• THE RECORDS:
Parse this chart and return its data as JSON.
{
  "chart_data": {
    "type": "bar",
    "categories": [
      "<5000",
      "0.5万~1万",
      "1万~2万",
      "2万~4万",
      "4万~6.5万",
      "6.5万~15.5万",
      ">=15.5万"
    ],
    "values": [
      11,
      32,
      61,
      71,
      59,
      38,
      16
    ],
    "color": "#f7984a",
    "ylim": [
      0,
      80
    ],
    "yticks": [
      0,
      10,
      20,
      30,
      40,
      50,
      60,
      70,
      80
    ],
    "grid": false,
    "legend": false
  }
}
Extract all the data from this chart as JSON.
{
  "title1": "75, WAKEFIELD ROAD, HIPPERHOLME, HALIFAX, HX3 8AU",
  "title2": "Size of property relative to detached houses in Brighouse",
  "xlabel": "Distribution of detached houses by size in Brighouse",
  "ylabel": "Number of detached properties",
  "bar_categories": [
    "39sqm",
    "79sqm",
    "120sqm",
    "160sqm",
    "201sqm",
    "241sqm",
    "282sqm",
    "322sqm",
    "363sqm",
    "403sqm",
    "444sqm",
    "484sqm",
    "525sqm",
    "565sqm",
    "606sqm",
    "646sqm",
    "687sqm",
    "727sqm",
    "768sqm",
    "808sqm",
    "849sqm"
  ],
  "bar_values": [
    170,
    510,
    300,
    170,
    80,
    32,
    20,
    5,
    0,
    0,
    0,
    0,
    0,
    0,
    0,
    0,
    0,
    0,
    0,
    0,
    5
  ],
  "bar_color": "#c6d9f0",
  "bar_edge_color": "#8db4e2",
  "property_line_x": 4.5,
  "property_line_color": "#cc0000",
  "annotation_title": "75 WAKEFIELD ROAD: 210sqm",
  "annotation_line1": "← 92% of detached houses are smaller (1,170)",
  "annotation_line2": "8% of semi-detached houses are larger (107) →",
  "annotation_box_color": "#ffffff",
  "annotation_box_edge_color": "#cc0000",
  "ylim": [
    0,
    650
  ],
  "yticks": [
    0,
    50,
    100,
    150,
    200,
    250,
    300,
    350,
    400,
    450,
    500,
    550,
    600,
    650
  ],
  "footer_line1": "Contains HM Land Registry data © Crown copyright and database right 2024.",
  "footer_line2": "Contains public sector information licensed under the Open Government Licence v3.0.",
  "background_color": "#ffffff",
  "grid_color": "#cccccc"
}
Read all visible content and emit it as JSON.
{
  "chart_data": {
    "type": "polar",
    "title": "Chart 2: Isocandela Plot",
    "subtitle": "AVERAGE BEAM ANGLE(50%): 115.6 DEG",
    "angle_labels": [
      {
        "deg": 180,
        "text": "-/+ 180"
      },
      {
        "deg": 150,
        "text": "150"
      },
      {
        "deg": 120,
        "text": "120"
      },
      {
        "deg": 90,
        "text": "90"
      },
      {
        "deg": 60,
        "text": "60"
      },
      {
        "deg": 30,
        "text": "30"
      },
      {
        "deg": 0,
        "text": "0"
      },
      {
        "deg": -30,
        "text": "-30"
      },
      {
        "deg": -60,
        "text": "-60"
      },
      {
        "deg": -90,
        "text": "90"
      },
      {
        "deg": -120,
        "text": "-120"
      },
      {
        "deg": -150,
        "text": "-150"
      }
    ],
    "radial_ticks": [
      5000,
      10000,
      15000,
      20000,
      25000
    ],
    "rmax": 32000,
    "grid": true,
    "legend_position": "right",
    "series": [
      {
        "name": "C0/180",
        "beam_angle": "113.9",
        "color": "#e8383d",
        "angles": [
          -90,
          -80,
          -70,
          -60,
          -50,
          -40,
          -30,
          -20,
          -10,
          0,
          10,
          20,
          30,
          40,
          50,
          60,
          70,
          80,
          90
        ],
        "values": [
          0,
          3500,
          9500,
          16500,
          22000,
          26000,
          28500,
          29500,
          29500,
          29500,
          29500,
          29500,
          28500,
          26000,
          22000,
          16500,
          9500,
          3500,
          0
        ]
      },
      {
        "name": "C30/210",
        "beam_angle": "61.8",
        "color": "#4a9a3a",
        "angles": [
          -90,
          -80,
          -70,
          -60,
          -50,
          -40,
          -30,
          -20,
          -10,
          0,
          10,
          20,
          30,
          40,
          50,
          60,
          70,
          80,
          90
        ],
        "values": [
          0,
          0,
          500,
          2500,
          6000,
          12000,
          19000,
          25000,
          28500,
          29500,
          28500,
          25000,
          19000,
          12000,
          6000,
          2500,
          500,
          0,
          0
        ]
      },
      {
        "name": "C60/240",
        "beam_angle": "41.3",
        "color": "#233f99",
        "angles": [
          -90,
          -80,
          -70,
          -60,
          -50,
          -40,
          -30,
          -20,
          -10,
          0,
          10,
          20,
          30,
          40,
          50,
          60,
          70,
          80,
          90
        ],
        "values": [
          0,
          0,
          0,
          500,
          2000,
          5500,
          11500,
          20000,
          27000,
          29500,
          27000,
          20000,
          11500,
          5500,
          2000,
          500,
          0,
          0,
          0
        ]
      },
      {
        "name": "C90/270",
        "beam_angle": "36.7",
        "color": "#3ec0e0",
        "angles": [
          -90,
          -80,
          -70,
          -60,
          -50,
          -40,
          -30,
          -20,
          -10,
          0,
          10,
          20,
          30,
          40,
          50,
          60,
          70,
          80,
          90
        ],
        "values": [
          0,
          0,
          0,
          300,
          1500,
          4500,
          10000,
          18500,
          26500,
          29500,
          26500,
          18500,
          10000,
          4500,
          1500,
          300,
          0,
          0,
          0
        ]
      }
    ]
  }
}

• WHAT TO WORK ON:
Extract every line above that contains the word "this".

• EXERCISE OUTPUT:
Parse this chart and return its data as JSON.
Extract all the data from this chart as JSON.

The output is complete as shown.